__Goal__.
Reproduce the entries exactly.

__Data excerpts__.
↓
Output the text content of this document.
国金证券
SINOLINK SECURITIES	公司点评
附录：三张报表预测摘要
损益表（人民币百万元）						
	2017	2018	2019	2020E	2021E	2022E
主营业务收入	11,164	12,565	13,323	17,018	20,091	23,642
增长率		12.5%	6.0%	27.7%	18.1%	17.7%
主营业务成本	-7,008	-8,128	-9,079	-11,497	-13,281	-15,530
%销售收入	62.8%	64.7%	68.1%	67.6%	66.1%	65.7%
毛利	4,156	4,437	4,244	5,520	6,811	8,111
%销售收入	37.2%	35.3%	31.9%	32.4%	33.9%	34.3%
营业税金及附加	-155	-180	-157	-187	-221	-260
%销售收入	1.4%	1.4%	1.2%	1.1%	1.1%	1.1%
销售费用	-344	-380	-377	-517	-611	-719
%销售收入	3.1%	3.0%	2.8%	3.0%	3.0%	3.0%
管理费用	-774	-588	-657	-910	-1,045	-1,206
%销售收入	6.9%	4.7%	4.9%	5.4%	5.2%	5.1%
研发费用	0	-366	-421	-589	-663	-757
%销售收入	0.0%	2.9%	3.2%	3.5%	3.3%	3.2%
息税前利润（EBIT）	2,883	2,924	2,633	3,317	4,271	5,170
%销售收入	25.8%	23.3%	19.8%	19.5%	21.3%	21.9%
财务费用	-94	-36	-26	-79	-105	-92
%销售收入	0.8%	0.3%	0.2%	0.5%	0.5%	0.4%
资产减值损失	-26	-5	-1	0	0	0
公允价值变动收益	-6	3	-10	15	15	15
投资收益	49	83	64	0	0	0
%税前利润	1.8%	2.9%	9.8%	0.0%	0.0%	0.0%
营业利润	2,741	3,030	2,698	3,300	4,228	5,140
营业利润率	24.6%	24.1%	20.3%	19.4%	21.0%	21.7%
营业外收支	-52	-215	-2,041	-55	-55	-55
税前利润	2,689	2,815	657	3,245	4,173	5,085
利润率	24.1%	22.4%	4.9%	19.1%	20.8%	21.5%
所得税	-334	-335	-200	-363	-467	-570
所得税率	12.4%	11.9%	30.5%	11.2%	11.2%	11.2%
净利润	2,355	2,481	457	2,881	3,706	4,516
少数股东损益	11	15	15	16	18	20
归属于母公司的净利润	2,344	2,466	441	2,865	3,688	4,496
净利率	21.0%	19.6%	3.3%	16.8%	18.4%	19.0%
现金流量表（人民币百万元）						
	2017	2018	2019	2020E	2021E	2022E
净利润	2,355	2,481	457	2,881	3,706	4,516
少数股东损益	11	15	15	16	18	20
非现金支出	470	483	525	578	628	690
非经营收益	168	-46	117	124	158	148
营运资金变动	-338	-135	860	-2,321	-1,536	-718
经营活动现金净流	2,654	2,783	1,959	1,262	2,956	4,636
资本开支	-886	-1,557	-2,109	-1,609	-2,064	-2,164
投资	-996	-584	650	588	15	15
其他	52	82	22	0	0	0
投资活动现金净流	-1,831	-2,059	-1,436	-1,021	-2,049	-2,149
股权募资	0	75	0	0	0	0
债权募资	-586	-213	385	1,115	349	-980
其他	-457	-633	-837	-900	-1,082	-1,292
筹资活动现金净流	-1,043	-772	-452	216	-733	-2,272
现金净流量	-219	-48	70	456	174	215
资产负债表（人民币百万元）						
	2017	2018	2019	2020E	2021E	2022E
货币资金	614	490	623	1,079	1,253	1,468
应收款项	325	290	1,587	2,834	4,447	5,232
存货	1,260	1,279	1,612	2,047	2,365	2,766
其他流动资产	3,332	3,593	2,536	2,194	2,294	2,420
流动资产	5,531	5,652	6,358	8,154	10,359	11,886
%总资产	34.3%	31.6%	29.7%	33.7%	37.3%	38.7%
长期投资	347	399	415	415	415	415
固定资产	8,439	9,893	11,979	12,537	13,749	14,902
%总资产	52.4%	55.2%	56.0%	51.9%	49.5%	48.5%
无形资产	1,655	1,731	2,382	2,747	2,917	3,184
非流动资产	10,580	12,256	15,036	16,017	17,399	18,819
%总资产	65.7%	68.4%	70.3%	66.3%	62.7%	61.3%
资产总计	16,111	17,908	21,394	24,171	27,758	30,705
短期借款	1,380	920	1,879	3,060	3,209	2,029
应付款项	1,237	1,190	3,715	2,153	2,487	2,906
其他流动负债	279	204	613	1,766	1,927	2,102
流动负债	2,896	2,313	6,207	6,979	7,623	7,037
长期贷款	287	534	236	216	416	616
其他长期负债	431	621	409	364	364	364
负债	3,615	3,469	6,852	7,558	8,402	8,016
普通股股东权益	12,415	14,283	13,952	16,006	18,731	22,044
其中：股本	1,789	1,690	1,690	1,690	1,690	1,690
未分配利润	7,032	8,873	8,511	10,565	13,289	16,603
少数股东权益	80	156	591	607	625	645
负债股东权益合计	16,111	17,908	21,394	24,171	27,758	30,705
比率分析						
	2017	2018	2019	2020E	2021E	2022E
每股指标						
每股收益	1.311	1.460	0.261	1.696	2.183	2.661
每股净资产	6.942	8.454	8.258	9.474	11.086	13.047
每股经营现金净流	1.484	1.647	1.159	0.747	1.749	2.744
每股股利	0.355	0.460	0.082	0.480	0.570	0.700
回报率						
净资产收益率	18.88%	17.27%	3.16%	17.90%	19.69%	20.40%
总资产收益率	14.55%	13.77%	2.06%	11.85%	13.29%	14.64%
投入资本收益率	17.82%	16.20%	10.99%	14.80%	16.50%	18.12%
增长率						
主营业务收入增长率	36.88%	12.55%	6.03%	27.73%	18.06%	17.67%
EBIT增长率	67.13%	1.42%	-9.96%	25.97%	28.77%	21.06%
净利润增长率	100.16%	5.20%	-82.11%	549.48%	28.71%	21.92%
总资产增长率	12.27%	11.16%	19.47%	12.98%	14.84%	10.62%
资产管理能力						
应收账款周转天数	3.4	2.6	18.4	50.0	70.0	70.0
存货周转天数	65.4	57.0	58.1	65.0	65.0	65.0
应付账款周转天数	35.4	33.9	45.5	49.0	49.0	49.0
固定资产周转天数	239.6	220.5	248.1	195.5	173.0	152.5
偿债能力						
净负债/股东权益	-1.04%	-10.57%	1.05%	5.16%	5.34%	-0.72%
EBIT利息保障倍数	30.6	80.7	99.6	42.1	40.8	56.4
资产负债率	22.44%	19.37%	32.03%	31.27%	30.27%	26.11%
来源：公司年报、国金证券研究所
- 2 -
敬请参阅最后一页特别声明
↑
__Solution__.
Output the text content of this document.
国金证券
SINOLINK SECURITIES	公司点评
附录：三张报表预测摘要
损益表（人民币百万元）						
	2017	2018	2019	2020E	2021E	2022E
主营业务收入	11,164	12,565	13,323	17,018	20,091	23,642
增长率		12.5%	6.0%	27.7%	18.1%	17.7%
主营业务成本	-7,008	-8,128	-9,079	-11,497	-13,281	-15,530
%销售收入	62.8%	64.7%	68.1%	67.6%	66.1%	65.7%
毛利	4,156	4,437	4,244	5,520	6,811	8,111
%销售收入	37.2%	35.3%	31.9%	32.4%	33.9%	34.3%
营业税金及附加	-155	-180	-157	-187	-221	-260
%销售收入	1.4%	1.4%	1.2%	1.1%	1.1%	1.1%
销售费用	-344	-380	-377	-517	-611	-719
%销售收入	3.1%	3.0%	2.8%	3.0%	3.0%	3.0%
管理费用	-774	-588	-657	-910	-1,045	-1,206
%销售收入	6.9%	4.7%	4.9%	5.4%	5.2%	5.1%
研发费用	0	-366	-421	-589	-663	-757
%销售收入	0.0%	2.9%	3.2%	3.5%	3.3%	3.2%
息税前利润（EBIT）	2,883	2,924	2,633	3,317	4,271	5,170
%销售收入	25.8%	23.3%	19.8%	19.5%	21.3%	21.9%
财务费用	-94	-36	-26	-79	-105	-92
%销售收入	0.8%	0.3%	0.2%	0.5%	0.5%	0.4%
资产减值损失	-26	-5	-1	0	0	0
公允价值变动收益	-6	3	-10	15	15	15
投资收益	49	83	64	0	0	0
%税前利润	1.8%	2.9%	9.8%	0.0%	0.0%	0.0%
营业利润	2,741	3,030	2,698	3,300	4,228	5,140
营业利润率	24.6%	24.1%	20.3%	19.4%	21.0%	21.7%
营业外收支	-52	-215	-2,041	-55	-55	-55
税前利润	2,689	2,815	657	3,245	4,173	5,085
利润率	24.1%	22.4%	4.9%	19.1%	20.8%	21.5%
所得税	-334	-335	-200	-363	-467	-570
所得税率	12.4%	11.9%	30.5%	11.2%	11.2%	11.2%
净利润	2,355	2,481	457	2,881	3,706	4,516
少数股东损益	11	15	15	16	18	20
归属于母公司的净利润	2,344	2,466	441	2,865	3,688	4,496
净利率	21.0%	19.6%	3.3%	16.8%	18.4%	19.0%
现金流量表（人民币百万元）						
	2017	2018	2019	2020E	2021E	2022E
净利润	2,355	2,481	457	2,881	3,706	4,516
少数股东损益	11	15	15	16	18	20
非现金支出	470	483	525	578	628	690
非经营收益	168	-46	117	124	158	148
营运资金变动	-338	-135	860	-2,321	-1,536	-718
经营活动现金净流	2,654	2,783	1,959	1,262	2,956	4,636
资本开支	-886	-1,557	-2,109	-1,609	-2,064	-2,164
投资	-996	-584	650	588	15	15
其他	52	82	22	0	0	0
投资活动现金净流	-1,831	-2,059	-1,436	-1,021	-2,049	-2,149
股权募资	0	75	0	0	0	0
债权募资	-586	-213	385	1,115	349	-980
其他	-457	-633	-837	-900	-1,082	-1,292
筹资活动现金净流	-1,043	-772	-452	216	-733	-2,272
现金净流量	-219	-48	70	456	174	215
资产负债表（人民币百万元）						
	2017	2018	2019	2020E	2021E	2022E
货币资金	614	490	623	1,079	1,253	1,468
应收款项	325	290	1,587	2,834	4,447	5,232
存货	1,260	1,279	1,612	2,047	2,365	2,766
其他流动资产	3,332	3,593	2,536	2,194	2,294	2,420
流动资产	5,531	5,652	6,358	8,154	10,359	11,886
%总资产	34.3%	31.6%	29.7%	33.7%	37.3%	38.7%
长期投资	347	399	415	415	415	415
固定资产	8,439	9,893	11,979	12,537	13,749	14,902
%总资产	52.4%	55.2%	56.0%	51.9%	49.5%	48.5%
无形资产	1,655	1,731	2,382	2,747	2,917	3,184
非流动资产	10,580	12,256	15,036	16,017	17,399	18,819
%总资产	65.7%	68.4%	70.3%	66.3%	62.7%	61.3%
资产总计	16,111	17,908	21,394	24,171	27,758	30,705
短期借款	1,380	920	1,879	3,060	3,209	2,029
应付款项	1,237	1,190	3,715	2,153	2,487	2,906
其他流动负债	279	204	613	1,766	1,927	2,102
流动负债	2,896	2,313	6,207	6,979	7,623	7,037
长期贷款	287	534	236	216	416	616
其他长期负债	431	621	409	364	364	364
负债	3,615	3,469	6,852	7,558	8,402	8,016
普通股股东权益	12,415	14,283	13,952	16,006	18,731	22,044
其中：股本	1,789	1,690	1,690	1,690	1,690	1,690
未分配利润	7,032	8,873	8,511	10,565	13,289	16,603
少数股东权益	80	156	591	607	625	645
负债股东权益合计	16,111	17,908	21,394	24,171	27,758	30,705
比率分析						
	2017	2018	2019	2020E	2021E	2022E
每股指标						
每股收益	1.311	1.460	0.261	1.696	2.183	2.661
每股净资产	6.942	8.454	8.258	9.474	11.086	13.047
每股经营现金净流	1.484	1.647	1.159	0.747	1.749	2.744
每股股利	0.355	0.460	0.082	0.480	0.570	0.700
回报率						
净资产收益率	18.88%	17.27%	3.16%	17.90%	19.69%	20.40%
总资产收益率	14.55%	13.77%	2.06%	11.85%	13.29%	14.64%
投入资本收益率	17.82%	16.20%	10.99%	14.80%	16.50%	18.12%
增长率						
主营业务收入增长率	36.88%	12.55%	6.03%	27.73%	18.06%	17.67%
EBIT增长率	67.13%	1.42%	-9.96%	25.97%	28.77%	21.06%
净利润增长率	100.16%	5.20%	-82.11%	549.48%	28.71%	21.92%
总资产增长率	12.27%	11.16%	19.47%	12.98%	14.84%	10.62%
资产管理能力						
应收账款周转天数	3.4	2.6	18.4	50.0	70.0	70.0
存货周转天数	65.4	57.0	58.1	65.0	65.0	65.0
应付账款周转天数	35.4	33.9	45.5	49.0	49.0	49.0
固定资产周转天数	239.6	220.5	248.1	195.5	173.0	152.5
偿债能力						
净负债/股东权益	-1.04%	-10.57%	1.05%	5.16%	5.34%	-0.72%
EBIT利息保障倍数	30.6	80.7	99.6	42.1	40.8	56.4
资产负债率	22.44%	19.37%	32.03%	31.27%	30.27%	26.11%
来源：公司年报、国金证券研究所
- 2 -
敬请参阅最后一页特别声明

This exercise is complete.